_Sayfa:_
==================================================

Cumhurbaşkanı Ahmet Necdet Sezer haftalık olağan görüşme için Başbakan Recep Tayyip Erdoğan'ı Çankaya Köşkü'nde kabul etti. Görüşme yaklaşık 40 dakika sürdü.
Başbakan Erdoğan, haftalık olağan görüşme için Cumhurbaşkanlığı Köşk'üne saat 15.30'da giriş yaptı. Sezer ve Erdoğan arasındaki iki haftadır yapılamayan olağan görüşme yaklaşık 40 dakika sürdü. Görüşmenin ardından Başbakan Erdoğan, Başbakanlık Resmi Konutu'na geçti.
Sezer'den "yabancıların Türkiye'de çalışmasına" kısmi veto
Cumhurbaşkanı Ahmet Necdet Sezer, 5665 sayılı "Yabancıların Çalışma İzinleri Hakkında Kanun ile Bazı Kanunlarda Değişiklik Yapılmasına İlişkin Kanun"u TBMM'ye kısmen iade etti.
Cumhurbaşkanlığı Basın Merkezi'nden yapılan açıklamaya göre, Sezer, yasanın 7. ve 8. maddelerinin bir kez daha görüşülmesini istedi.
Cumhurbaşkanı Ahmet Necdet Sezer, 5665 sayılı "Yabancıların Çalışma İzinleri Hakkında Kanun ile Bazı Kanunlarda Değişiklik Yapılmasına İlişkin Kanun"u iade gerekçesinde, düzenlemenin, yabancı uyruklu kişilerin Türkiye sınırları içinde çalıştırılmasında, Türk uyruklu olanlara göre ayrıcalıklı kurallar getirdiğini belirtti.

==================================================

_Gösterilen kayıtlar:_
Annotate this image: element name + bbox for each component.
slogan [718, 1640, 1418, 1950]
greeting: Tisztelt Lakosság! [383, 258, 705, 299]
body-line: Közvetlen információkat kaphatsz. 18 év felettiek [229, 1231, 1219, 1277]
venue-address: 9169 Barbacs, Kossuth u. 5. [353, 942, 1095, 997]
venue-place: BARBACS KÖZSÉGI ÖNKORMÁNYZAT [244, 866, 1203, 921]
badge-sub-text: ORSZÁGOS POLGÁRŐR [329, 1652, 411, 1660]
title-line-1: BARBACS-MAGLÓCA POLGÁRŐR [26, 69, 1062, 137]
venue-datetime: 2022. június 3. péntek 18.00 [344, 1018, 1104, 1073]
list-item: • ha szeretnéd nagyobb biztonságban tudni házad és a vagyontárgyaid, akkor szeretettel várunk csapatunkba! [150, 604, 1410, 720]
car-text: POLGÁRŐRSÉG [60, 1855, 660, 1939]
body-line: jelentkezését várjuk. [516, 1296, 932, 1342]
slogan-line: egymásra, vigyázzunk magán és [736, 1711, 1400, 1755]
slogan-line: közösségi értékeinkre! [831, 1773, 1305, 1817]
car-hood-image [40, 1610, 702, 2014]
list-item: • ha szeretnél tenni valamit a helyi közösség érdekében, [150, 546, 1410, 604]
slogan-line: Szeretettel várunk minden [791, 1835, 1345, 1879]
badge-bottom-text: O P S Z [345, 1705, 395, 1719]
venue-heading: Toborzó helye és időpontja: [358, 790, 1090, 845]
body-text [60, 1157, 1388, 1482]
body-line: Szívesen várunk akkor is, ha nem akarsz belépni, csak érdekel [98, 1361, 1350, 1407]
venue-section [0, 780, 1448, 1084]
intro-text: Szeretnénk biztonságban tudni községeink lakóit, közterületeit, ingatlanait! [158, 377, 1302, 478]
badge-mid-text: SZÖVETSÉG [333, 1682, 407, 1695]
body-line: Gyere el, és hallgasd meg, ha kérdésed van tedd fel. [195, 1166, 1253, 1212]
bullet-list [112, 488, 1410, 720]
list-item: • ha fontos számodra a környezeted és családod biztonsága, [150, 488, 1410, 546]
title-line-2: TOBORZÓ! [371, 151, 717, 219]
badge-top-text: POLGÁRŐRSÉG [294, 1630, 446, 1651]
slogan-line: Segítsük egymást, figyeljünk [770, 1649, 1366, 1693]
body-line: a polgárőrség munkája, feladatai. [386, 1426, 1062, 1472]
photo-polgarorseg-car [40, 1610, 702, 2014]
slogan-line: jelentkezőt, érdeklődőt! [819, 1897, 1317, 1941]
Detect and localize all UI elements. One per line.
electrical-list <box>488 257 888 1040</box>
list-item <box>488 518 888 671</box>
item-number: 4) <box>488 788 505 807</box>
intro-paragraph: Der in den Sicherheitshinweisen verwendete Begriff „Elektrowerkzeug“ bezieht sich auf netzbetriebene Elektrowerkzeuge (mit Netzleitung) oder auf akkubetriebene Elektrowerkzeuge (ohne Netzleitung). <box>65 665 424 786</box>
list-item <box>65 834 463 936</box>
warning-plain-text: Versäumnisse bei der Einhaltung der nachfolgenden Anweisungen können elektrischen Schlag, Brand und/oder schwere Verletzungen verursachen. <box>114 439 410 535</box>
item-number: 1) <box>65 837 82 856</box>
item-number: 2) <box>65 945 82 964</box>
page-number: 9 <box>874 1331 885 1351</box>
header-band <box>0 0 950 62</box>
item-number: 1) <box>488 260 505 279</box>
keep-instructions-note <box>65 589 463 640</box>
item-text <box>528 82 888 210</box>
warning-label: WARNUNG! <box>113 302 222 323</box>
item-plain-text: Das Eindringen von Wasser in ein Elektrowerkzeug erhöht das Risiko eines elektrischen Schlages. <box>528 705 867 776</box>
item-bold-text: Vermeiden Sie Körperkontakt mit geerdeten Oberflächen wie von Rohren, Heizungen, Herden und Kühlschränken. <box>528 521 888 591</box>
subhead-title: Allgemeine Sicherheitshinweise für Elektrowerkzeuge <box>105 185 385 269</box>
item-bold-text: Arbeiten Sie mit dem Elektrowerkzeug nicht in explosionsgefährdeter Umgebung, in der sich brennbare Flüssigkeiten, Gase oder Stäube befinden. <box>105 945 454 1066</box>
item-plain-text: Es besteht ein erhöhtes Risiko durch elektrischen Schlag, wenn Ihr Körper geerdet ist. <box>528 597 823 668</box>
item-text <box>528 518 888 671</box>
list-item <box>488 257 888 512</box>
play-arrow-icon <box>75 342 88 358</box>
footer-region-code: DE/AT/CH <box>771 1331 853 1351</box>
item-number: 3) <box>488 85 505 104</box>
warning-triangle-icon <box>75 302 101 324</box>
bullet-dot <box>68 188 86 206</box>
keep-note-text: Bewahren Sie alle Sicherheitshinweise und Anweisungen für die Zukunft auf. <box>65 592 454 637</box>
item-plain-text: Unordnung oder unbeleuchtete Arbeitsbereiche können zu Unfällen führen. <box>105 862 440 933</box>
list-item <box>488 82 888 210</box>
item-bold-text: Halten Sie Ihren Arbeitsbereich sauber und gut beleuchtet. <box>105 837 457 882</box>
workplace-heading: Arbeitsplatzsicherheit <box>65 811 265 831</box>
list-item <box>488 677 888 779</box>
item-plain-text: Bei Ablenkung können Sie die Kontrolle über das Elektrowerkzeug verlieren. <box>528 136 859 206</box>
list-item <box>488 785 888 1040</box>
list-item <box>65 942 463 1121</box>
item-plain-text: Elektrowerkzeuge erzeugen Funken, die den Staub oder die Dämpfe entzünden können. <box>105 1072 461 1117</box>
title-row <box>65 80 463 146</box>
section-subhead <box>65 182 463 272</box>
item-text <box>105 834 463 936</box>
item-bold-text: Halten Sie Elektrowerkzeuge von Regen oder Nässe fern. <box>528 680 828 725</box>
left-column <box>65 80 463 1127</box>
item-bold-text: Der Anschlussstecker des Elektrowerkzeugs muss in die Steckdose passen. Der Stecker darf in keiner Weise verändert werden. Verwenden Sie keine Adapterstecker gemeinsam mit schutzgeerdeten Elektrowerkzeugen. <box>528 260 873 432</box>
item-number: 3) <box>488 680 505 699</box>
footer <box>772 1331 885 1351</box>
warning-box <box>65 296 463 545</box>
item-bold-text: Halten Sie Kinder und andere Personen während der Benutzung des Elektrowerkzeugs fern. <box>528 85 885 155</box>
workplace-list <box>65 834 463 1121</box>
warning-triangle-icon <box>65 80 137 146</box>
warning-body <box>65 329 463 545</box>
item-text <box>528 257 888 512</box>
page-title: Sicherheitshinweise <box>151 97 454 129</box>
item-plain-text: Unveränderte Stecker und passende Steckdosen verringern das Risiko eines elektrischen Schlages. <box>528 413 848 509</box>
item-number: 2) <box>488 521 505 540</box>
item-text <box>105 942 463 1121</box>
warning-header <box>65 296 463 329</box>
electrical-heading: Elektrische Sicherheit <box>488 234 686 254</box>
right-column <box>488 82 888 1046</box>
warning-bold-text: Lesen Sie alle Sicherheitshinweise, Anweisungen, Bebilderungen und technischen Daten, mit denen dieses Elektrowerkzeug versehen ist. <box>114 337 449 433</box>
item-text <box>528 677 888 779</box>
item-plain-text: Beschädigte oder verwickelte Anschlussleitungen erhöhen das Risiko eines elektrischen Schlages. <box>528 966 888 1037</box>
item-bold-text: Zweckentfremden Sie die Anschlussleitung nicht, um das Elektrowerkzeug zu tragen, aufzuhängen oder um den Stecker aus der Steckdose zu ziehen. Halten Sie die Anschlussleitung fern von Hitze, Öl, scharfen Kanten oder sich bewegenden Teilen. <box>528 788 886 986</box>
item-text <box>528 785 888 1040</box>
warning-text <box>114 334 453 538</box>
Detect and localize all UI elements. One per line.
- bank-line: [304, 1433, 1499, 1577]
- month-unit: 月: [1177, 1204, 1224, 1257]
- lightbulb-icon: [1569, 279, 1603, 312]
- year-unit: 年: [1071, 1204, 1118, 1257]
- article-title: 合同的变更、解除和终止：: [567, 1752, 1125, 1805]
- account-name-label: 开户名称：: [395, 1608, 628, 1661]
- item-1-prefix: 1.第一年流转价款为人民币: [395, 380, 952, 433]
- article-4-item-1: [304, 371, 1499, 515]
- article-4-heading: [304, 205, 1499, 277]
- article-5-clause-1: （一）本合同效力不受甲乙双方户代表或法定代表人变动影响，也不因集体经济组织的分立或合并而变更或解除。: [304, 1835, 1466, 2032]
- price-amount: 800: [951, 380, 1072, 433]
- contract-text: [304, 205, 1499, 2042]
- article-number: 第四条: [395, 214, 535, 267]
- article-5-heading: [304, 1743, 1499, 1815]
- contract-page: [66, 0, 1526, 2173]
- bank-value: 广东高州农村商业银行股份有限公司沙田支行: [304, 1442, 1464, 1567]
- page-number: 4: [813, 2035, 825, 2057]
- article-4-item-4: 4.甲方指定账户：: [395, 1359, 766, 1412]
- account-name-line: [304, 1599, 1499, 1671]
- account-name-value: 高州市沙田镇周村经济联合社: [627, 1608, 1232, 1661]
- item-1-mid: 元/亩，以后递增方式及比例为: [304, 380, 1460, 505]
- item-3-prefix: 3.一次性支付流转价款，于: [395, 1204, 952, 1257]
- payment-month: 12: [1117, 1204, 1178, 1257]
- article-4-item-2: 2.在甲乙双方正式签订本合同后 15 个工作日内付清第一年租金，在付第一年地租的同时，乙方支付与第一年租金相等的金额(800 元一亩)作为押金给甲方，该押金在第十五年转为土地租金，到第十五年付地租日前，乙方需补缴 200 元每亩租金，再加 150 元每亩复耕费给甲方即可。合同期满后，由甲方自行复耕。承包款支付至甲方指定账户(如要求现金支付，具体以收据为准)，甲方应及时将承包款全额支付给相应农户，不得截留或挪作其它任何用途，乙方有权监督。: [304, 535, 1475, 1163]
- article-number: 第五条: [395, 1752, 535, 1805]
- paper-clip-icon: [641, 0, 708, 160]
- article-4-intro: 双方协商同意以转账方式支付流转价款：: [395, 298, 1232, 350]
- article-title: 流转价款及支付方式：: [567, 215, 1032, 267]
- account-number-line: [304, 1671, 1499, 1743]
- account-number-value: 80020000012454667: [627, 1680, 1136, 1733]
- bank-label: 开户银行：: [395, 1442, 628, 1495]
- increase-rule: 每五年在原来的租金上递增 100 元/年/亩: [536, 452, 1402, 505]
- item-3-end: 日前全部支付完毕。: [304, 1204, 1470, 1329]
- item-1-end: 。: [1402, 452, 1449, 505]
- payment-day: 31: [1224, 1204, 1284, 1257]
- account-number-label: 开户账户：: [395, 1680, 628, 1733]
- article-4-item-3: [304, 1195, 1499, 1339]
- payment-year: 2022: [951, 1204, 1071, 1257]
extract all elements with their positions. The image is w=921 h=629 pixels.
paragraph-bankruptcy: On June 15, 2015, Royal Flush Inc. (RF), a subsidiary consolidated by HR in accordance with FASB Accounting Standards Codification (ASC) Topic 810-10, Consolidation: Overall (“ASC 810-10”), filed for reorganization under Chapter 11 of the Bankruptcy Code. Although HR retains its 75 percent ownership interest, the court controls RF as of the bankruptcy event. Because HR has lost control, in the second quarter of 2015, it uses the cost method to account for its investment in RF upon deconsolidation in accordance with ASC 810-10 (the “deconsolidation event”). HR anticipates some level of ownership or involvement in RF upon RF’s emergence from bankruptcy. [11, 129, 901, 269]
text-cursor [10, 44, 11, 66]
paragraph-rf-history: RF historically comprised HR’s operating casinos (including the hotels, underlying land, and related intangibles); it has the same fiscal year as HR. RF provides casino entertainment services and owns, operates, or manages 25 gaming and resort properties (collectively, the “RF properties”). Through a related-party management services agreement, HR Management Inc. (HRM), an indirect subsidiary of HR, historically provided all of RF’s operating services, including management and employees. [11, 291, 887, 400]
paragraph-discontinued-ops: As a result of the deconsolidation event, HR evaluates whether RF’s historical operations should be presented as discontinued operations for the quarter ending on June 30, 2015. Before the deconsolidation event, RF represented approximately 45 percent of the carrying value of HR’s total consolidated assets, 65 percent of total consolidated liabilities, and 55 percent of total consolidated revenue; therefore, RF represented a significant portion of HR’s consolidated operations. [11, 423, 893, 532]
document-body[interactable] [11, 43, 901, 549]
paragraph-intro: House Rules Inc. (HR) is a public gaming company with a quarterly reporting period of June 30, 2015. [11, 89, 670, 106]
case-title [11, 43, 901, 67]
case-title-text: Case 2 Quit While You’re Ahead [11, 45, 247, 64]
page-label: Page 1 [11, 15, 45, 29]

==================================================

_Verilen görev A:_
Kayıtların başından "badge-bottom-text: O P" geçen satıra kadar uzanan kısmı, iki uç da dahil, düzenle. Bu satırlarda "péntek" yerine "szombat" yaz, geri kalan her şeyi aynen bırak.
_Verilen görev B:_
Sezer ile Erdoğan'ın görüşmesini ve kısmi vetoyu anlatan haberi kaldığı yerden devam ettir.

_Yazılı cevap A:_
Annotate this image: element name + bbox for each component.
slogan [718, 1640, 1418, 1950]
greeting: Tisztelt Lakosság! [383, 258, 705, 299]
body-line: Közvetlen információkat kaphatsz. 18 év felettiek [229, 1231, 1219, 1277]
venue-address: 9169 Barbacs, Kossuth u. 5. [353, 942, 1095, 997]
venue-place: BARBACS KÖZSÉGI ÖNKORMÁNYZAT [244, 866, 1203, 921]
badge-sub-text: ORSZÁGOS POLGÁRŐR [329, 1652, 411, 1660]
title-line-1: BARBACS-MAGLÓCA POLGÁRŐR [26, 69, 1062, 137]
venue-datetime: 2022. június 3. szombat 18.00 [344, 1018, 1104, 1073]
list-item: • ha szeretnéd nagyobb biztonságban tudni házad és a vagyontárgyaid, akkor szeretettel várunk csapatunkba! [150, 604, 1410, 720]
car-text: POLGÁRŐRSÉG [60, 1855, 660, 1939]
body-line: jelentkezését várjuk. [516, 1296, 932, 1342]
slogan-line: egymásra, vigyázzunk magán és [736, 1711, 1400, 1755]
slogan-line: közösségi értékeinkre! [831, 1773, 1305, 1817]
car-hood-image [40, 1610, 702, 2014]
list-item: • ha szeretnél tenni valamit a helyi közösség érdekében, [150, 546, 1410, 604]
slogan-line: Szeretettel várunk minden [791, 1835, 1345, 1879]
badge-bottom-text: O P S Z [345, 1705, 395, 1719]

_Yazılı cevap B:_
Gerekçeden
Cumhurbaşkanı Sezer, Yasa'nın 7. maddesiyle değişik, 27.02.2003 günlü, 4817 sayılı Yabancıların Çalışma İzinleri Hakkında Yasa'nın 12. maddesinde, mesleki hizmetler kapsamında görev yapacak yabancılara, akademik ve mesleki yeterlilik ile ilgili işlemleri bitirilinceye kadar, ilgili kurallar saklı kalmak koşuluyla ve bir yılı geçmemek üzere ön izin verilebileceğinin belirtildiğini anımsattı.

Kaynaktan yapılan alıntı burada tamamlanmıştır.